Task instructions:
Go through the listing and set it down exactly, leaving out its pictures.
◆ ◆ ◆ ◆ ◆
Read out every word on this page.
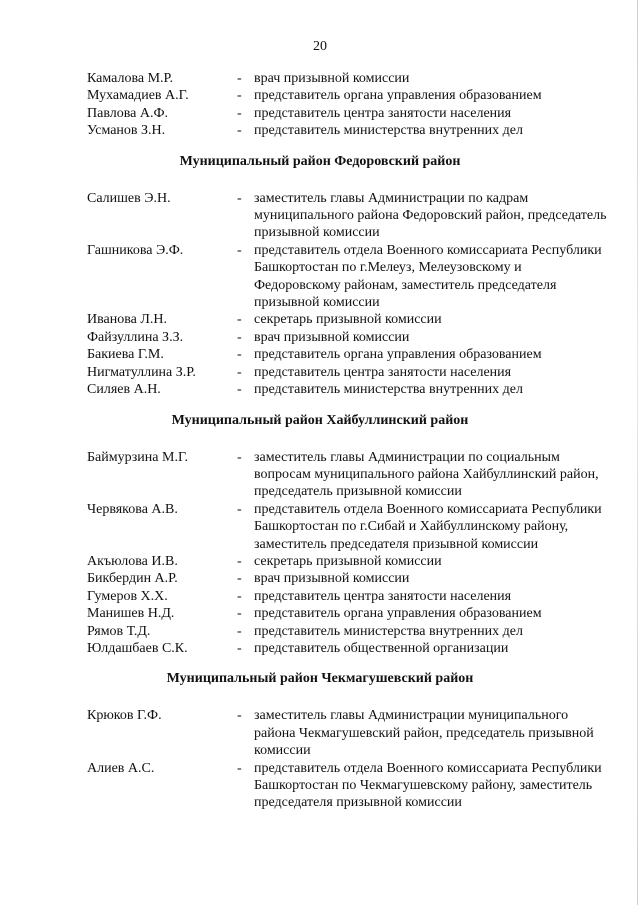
20
Камалова М.Р.	- врач призывной комиссии
Мухамадиев А.Г.	- представитель органа управления образованием
Павлова А.Ф.	- представитель центра занятости населения
Усманов З.Н.	- представитель министерства внутренних дел
Муниципальный район Федоровский район
Салишев Э.Н.	- заместитель главы Администрации по кадрам муниципального района Федоровский район, председатель призывной комиссии
Гашникова Э.Ф.	- представитель отдела Военного комиссариата Республики Башкортостан по г.Мелеуз, Мелеузовскому и Федоровскому районам, заместитель председателя призывной комиссии
Иванова Л.Н.	- секретарь призывной комиссии
Файзуллина З.З.	- врач призывной комиссии
Бакиева Г.М.	- представитель органа управления образованием
Нигматуллина З.Р.	- представитель центра занятости населения
Силяев А.Н.	- представитель министерства внутренних дел
Муниципальный район Хайбуллинский район
Баймурзина М.Г.	- заместитель главы Администрации по социальным вопросам муниципального района Хайбуллинский район, председатель призывной комиссии
Червякова А.В.	- представитель отдела Военного комиссариата Республики Башкортостан по г.Сибай и Хайбуллинскому району, заместитель председателя призывной комиссии
Акъюлова И.В.	- секретарь призывной комиссии
Бикбердин А.Р.	- врач призывной комиссии
Гумеров Х.Х.	- представитель центра занятости населения
Манишев Н.Д.	- представитель органа управления образованием
Рямов Т.Д.	- представитель министерства внутренних дел
Юлдашбаев С.К.	- представитель общественной организации
Муниципальный район Чекмагушевский район
Крюков Г.Ф.	- заместитель главы Администрации муниципального района Чекмагушевский район, председатель призывной комиссии
Алиев А.С.	- представитель отдела Военного комиссариата Республики Башкортостан по Чекмагушевскому району, заместитель председателя призывной комиссии
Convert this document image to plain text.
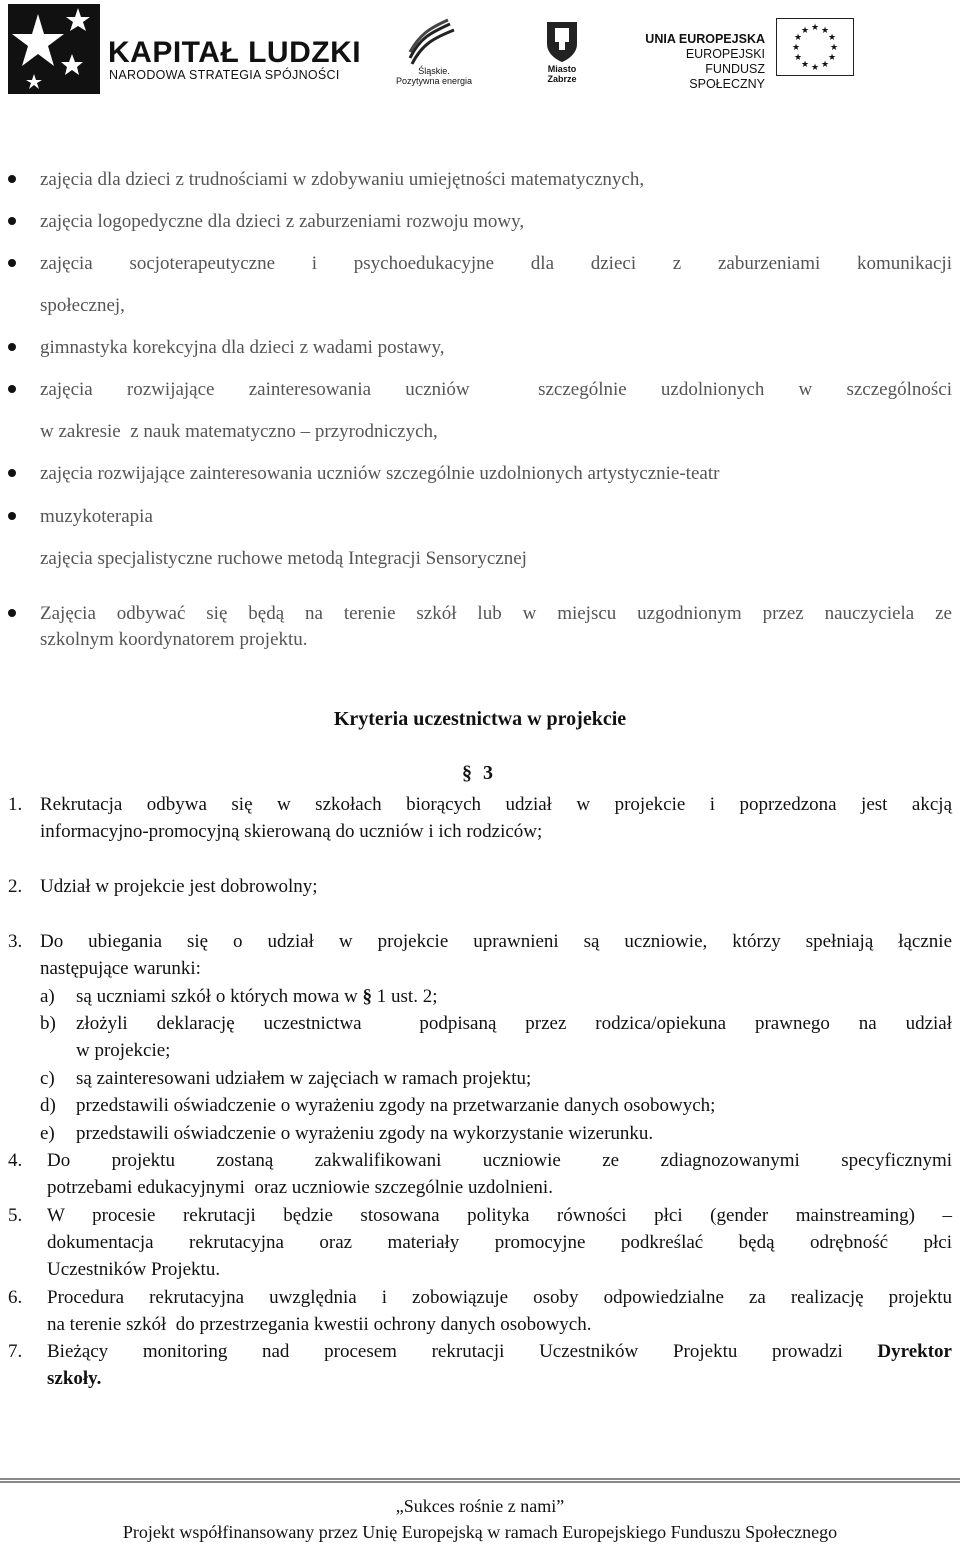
KAPITAŁ LUDZKI
NARODOWA STRATEGIA SPÓJNOŚCI	Śląskie.
Pozytywna energia
Miasto
Zabrze
UNIA EUROPEJSKA
EUROPEJSKI
FUNDUSZ SPOŁECZNY
★ ★
★
★
★
★
★
★
★
★
★
★
zajęcia dla dzieci z trudnościami w zdobywaniu umiejętności matematycznych,
zajęcia logopedyczne dla dzieci z zaburzeniami rozwoju mowy,
zajęcia socjoterapeutyczne i psychoedukacyjne dla dzieci z zaburzeniami komunikacji
społecznej,
gimnastyka korekcyjna dla dzieci z wadami postawy,
zajęcia rozwijające zainteresowania uczniów  szczególnie uzdolnionych w szczególności
w zakresie  z nauk matematyczno – przyrodniczych,
zajęcia rozwijające zainteresowania uczniów szczególnie uzdolnionych artystycznie-teatr
muzykoterapia
zajęcia specjalistyczne ruchowe metodą Integracji Sensorycznej
Zajęcia odbywać się będą na terenie szkół lub w miejscu uzgodnionym przez nauczyciela ze
szkolnym koordynatorem projektu.
Kryteria uczestnictwa w projekcie
§ 3
1. Rekrutacja odbywa się w szkołach biorących udział w projekcie i poprzedzona jest akcją
informacyjno-promocyjną skierowaną do uczniów i ich rodziców;
2. Udział w projekcie jest dobrowolny;
3. Do ubiegania się o udział w projekcie uprawnieni są uczniowie, którzy spełniają łącznie
następujące warunki:
a) są uczniami szkół o których mowa w § 1 ust. 2;
b) złożyli deklarację uczestnictwa  podpisaną przez rodzica/opiekuna prawnego na udział
w projekcie;
c) są zainteresowani udziałem w zajęciach w ramach projektu;
d) przedstawili oświadczenie o wyrażeniu zgody na przetwarzanie danych osobowych;
e) przedstawili oświadczenie o wyrażeniu zgody na wykorzystanie wizerunku.
4. Do projektu zostaną zakwalifikowani uczniowie ze zdiagnozowanymi specyficznymi
potrzebami edukacyjnymi  oraz uczniowie szczególnie uzdolnieni.
5. W procesie rekrutacji będzie stosowana polityka równości płci (gender mainstreaming) –
dokumentacja rekrutacyjna oraz materiały promocyjne podkreślać będą odrębność płci
Uczestników Projektu.
6. Procedura rekrutacyjna uwzględnia i zobowiązuje osoby odpowiedzialne za realizację projektu
na terenie szkół  do przestrzegania kwestii ochrony danych osobowych.
7. Bieżący monitoring nad procesem rekrutacji Uczestników Projektu prowadzi Dyrektor
szkoły.
„Sukces rośnie z nami”
Projekt współfinansowany przez Unię Europejską w ramach Europejskiego Funduszu Społecznego
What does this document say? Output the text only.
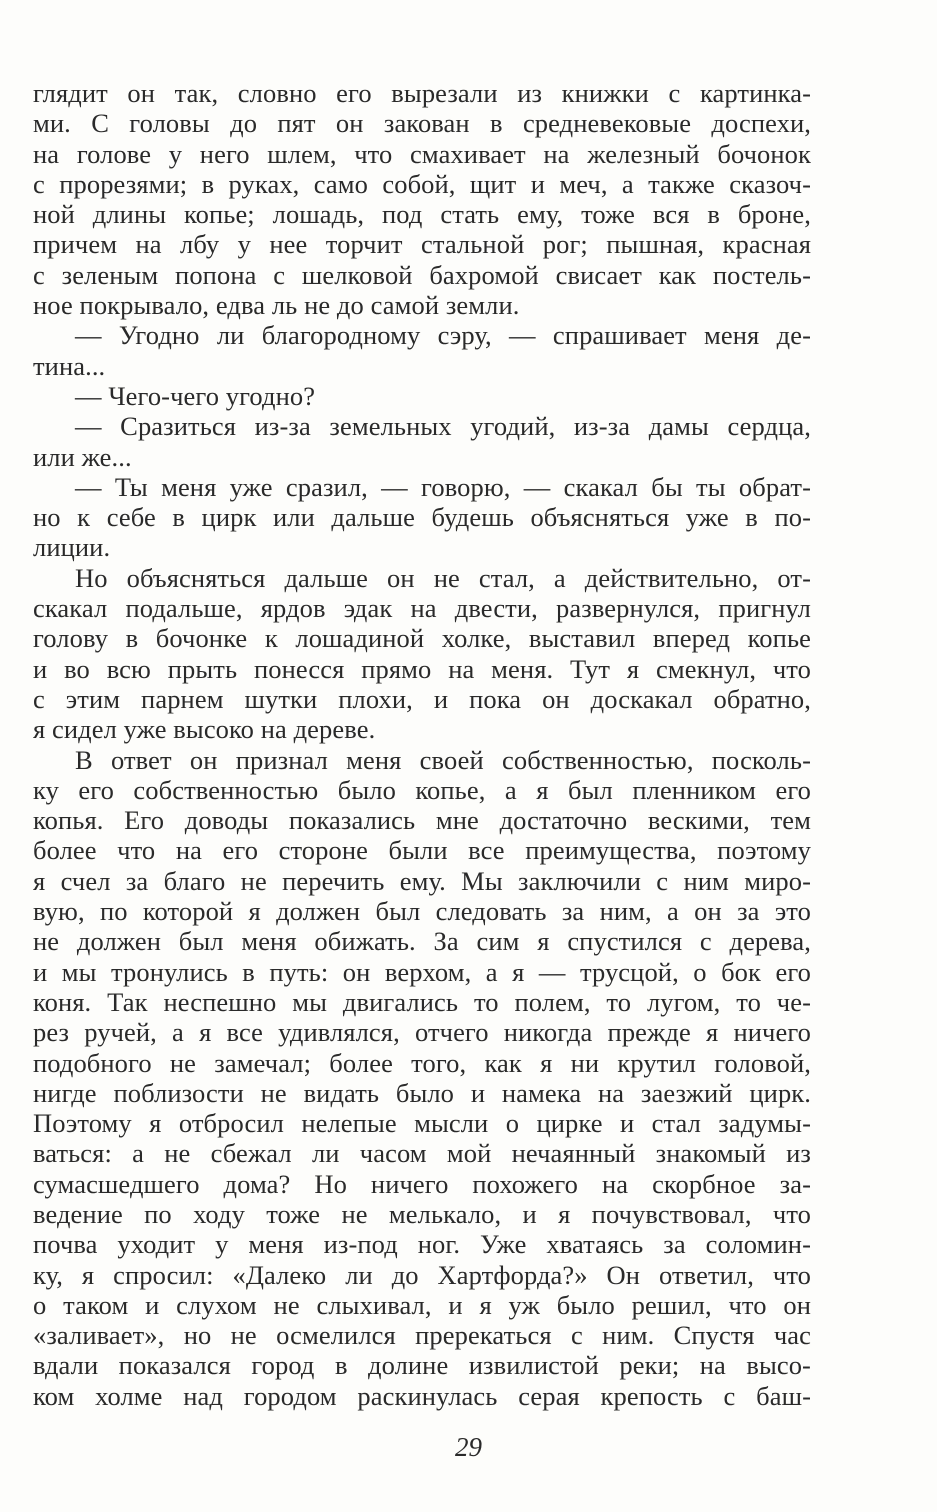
глядит он так, словно его вырезали из книжки с картинка-
ми. С головы до пят он закован в средневековые доспехи,
на голове у него шлем, что смахивает на железный бочонок
с прорезями; в руках, само собой, щит и меч, а также сказоч-
ной длины копье; лошадь, под стать ему, тоже вся в броне,
причем на лбу у нее торчит стальной рог; пышная, красная
с зеленым попона с шелковой бахромой свисает как постель-
ное покрывало, едва ль не до самой земли.
— Угодно ли благородному сэру, — спрашивает меня де-
тина...
— Чего-чего угодно?
— Сразиться из-за земельных угодий, из-за дамы сердца,
или же...
— Ты меня уже сразил, — говорю, — скакал бы ты обрат-
но к себе в цирк или дальше будешь объясняться уже в по-
лиции.
Но объясняться дальше он не стал, а действительно, от-
скакал подальше, ярдов эдак на двести, развернулся, пригнул
голову в бочонке к лошадиной холке, выставил вперед копье
и во всю прыть понесся прямо на меня. Тут я смекнул, что
с этим парнем шутки плохи, и пока он доскакал обратно,
я сидел уже высоко на дереве.
В ответ он признал меня своей собственностью, посколь-
ку его собственностью было копье, а я был пленником его
копья. Его доводы показались мне достаточно вескими, тем
более что на его стороне были все преимущества, поэтому
я счел за благо не перечить ему. Мы заключили с ним миро-
вую, по которой я должен был следовать за ним, а он за это
не должен был меня обижать. За сим я спустился с дерева,
и мы тронулись в путь: он верхом, а я — трусцой, о бок его
коня. Так неспешно мы двигались то полем, то лугом, то че-
рез ручей, а я все удивлялся, отчего никогда прежде я ничего
подобного не замечал; более того, как я ни крутил головой,
нигде поблизости не видать было и намека на заезжий цирк.
Поэтому я отбросил нелепые мысли о цирке и стал задумы-
ваться: а не сбежал ли часом мой нечаянный знакомый из
сумасшедшего дома? Но ничего похожего на скорбное за-
ведение по ходу тоже не мелькало, и я почувствовал, что
почва уходит у меня из-под ног. Уже хватаясь за соломин-
ку, я спросил: «Далеко ли до Хартфорда?» Он ответил, что
о таком и слухом не слыхивал, и я уж было решил, что он
«заливает», но не осмелился пререкаться с ним. Спустя час
вдали показался город в долине извилистой реки; на высо-
ком холме над городом раскинулась серая крепость с баш-
29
◆ ◆ ◆ ◆ ◆
Expected output:
Read out every word on this page.
20
Камалова М.Р.	- врач призывной комиссии
Мухамадиев А.Г.	- представитель органа управления образованием
Павлова А.Ф.	- представитель центра занятости населения
Усманов З.Н.	- представитель министерства внутренних дел
Муниципальный район Федоровский район
Салишев Э.Н.	- заместитель главы Администрации по кадрам муниципального района Федоровский район, председатель призывной комиссии
Гашникова Э.Ф.	- представитель отдела Военного комиссариата Республики Башкортостан по г.Мелеуз, Мелеузовскому и Федоровскому районам, заместитель председателя призывной комиссии
Иванова Л.Н.	- секретарь призывной комиссии
Файзуллина З.З.	- врач призывной комиссии
Бакиева Г.М.	- представитель органа управления образованием
Нигматуллина З.Р.	- представитель центра занятости населения
Силяев А.Н.	- представитель министерства внутренних дел
Муниципальный район Хайбуллинский район
Баймурзина М.Г.	- заместитель главы Администрации по социальным вопросам муниципального района Хайбуллинский район, председатель призывной комиссии
Червякова А.В.	- представитель отдела Военного комиссариата Республики Башкортостан по г.Сибай и Хайбуллинскому району, заместитель председателя призывной комиссии
Акъюлова И.В.	- секретарь призывной комиссии
Бикбердин А.Р.	- врач призывной комиссии
Гумеров Х.Х.	- представитель центра занятости населения
Манишев Н.Д.	- представитель органа управления образованием
Рямов Т.Д.	- представитель министерства внутренних дел
Юлдашбаев С.К.	- представитель общественной организации
Муниципальный район Чекмагушевский район
Крюков Г.Ф.	- заместитель главы Администрации муниципального района Чекмагушевский район, председатель призывной комиссии
Алиев А.С.	- представитель отдела Военного комиссариата Республики Башкортостан по Чекмагушевскому району, заместитель председателя призывной комиссии
Convert this document image to plain text.
KAPITAŁ LUDZKI
NARODOWA STRATEGIA SPÓJNOŚCI	Śląskie.
Pozytywna energia
Miasto
Zabrze
UNIA EUROPEJSKA
EUROPEJSKI
FUNDUSZ SPOŁECZNY
★ ★
★
★
★
★
★
★
★
★
★
★
zajęcia dla dzieci z trudnościami w zdobywaniu umiejętności matematycznych,
zajęcia logopedyczne dla dzieci z zaburzeniami rozwoju mowy,
zajęcia socjoterapeutyczne i psychoedukacyjne dla dzieci z zaburzeniami komunikacji
społecznej,
gimnastyka korekcyjna dla dzieci z wadami postawy,
zajęcia rozwijające zainteresowania uczniów  szczególnie uzdolnionych w szczególności
w zakresie  z nauk matematyczno – przyrodniczych,
zajęcia rozwijające zainteresowania uczniów szczególnie uzdolnionych artystycznie-teatr
muzykoterapia
zajęcia specjalistyczne ruchowe metodą Integracji Sensorycznej
Zajęcia odbywać się będą na terenie szkół lub w miejscu uzgodnionym przez nauczyciela ze
szkolnym koordynatorem projektu.
Kryteria uczestnictwa w projekcie
§ 3
1. Rekrutacja odbywa się w szkołach biorących udział w projekcie i poprzedzona jest akcją
informacyjno-promocyjną skierowaną do uczniów i ich rodziców;
2. Udział w projekcie jest dobrowolny;
3. Do ubiegania się o udział w projekcie uprawnieni są uczniowie, którzy spełniają łącznie
następujące warunki:
a) są uczniami szkół o których mowa w § 1 ust. 2;
b) złożyli deklarację uczestnictwa  podpisaną przez rodzica/opiekuna prawnego na udział
w projekcie;
c) są zainteresowani udziałem w zajęciach w ramach projektu;
d) przedstawili oświadczenie o wyrażeniu zgody na przetwarzanie danych osobowych;
e) przedstawili oświadczenie o wyrażeniu zgody na wykorzystanie wizerunku.
4. Do projektu zostaną zakwalifikowani uczniowie ze zdiagnozowanymi specyficznymi
potrzebami edukacyjnymi  oraz uczniowie szczególnie uzdolnieni.
5. W procesie rekrutacji będzie stosowana polityka równości płci (gender mainstreaming) –
dokumentacja rekrutacyjna oraz materiały promocyjne podkreślać będą odrębność płci
Uczestników Projektu.
6. Procedura rekrutacyjna uwzględnia i zobowiązuje osoby odpowiedzialne za realizację projektu
na terenie szkół  do przestrzegania kwestii ochrony danych osobowych.
7. Bieżący monitoring nad procesem rekrutacji Uczestników Projektu prowadzi Dyrektor
szkoły.
„Sukces rośnie z nami”
Projekt współfinansowany przez Unię Europejską w ramach Europejskiego Funduszu Społecznego
What does this document say? Output the text only.
глядит он так, словно его вырезали из книжки с картинка-
ми. С головы до пят он закован в средневековые доспехи,
на голове у него шлем, что смахивает на железный бочонок
с прорезями; в руках, само собой, щит и меч, а также сказоч-
ной длины копье; лошадь, под стать ему, тоже вся в броне,
причем на лбу у нее торчит стальной рог; пышная, красная
с зеленым попона с шелковой бахромой свисает как постель-
ное покрывало, едва ль не до самой земли.
— Угодно ли благородному сэру, — спрашивает меня де-
тина...
— Чего-чего угодно?
— Сразиться из-за земельных угодий, из-за дамы сердца,
или же...
— Ты меня уже сразил, — говорю, — скакал бы ты обрат-
но к себе в цирк или дальше будешь объясняться уже в по-
лиции.
Но объясняться дальше он не стал, а действительно, от-
скакал подальше, ярдов эдак на двести, развернулся, пригнул
голову в бочонке к лошадиной холке, выставил вперед копье
и во всю прыть понесся прямо на меня. Тут я смекнул, что
с этим парнем шутки плохи, и пока он доскакал обратно,
я сидел уже высоко на дереве.
В ответ он признал меня своей собственностью, посколь-
ку его собственностью было копье, а я был пленником его
копья. Его доводы показались мне достаточно вескими, тем
более что на его стороне были все преимущества, поэтому
я счел за благо не перечить ему. Мы заключили с ним миро-
вую, по которой я должен был следовать за ним, а он за это
не должен был меня обижать. За сим я спустился с дерева,
и мы тронулись в путь: он верхом, а я — трусцой, о бок его
коня. Так неспешно мы двигались то полем, то лугом, то че-
рез ручей, а я все удивлялся, отчего никогда прежде я ничего
подобного не замечал; более того, как я ни крутил головой,
нигде поблизости не видать было и намека на заезжий цирк.
Поэтому я отбросил нелепые мысли о цирке и стал задумы-
ваться: а не сбежал ли часом мой нечаянный знакомый из
сумасшедшего дома? Но ничего похожего на скорбное за-
ведение по ходу тоже не мелькало, и я почувствовал, что
почва уходит у меня из-под ног. Уже хватаясь за соломин-
ку, я спросил: «Далеко ли до Хартфорда?» Он ответил, что
о таком и слухом не слыхивал, и я уж было решил, что он
«заливает», но не осмелился пререкаться с ним. Спустя час
вдали показался город в долине извилистой реки; на высо-
ком холме над городом раскинулась серая крепость с баш-
29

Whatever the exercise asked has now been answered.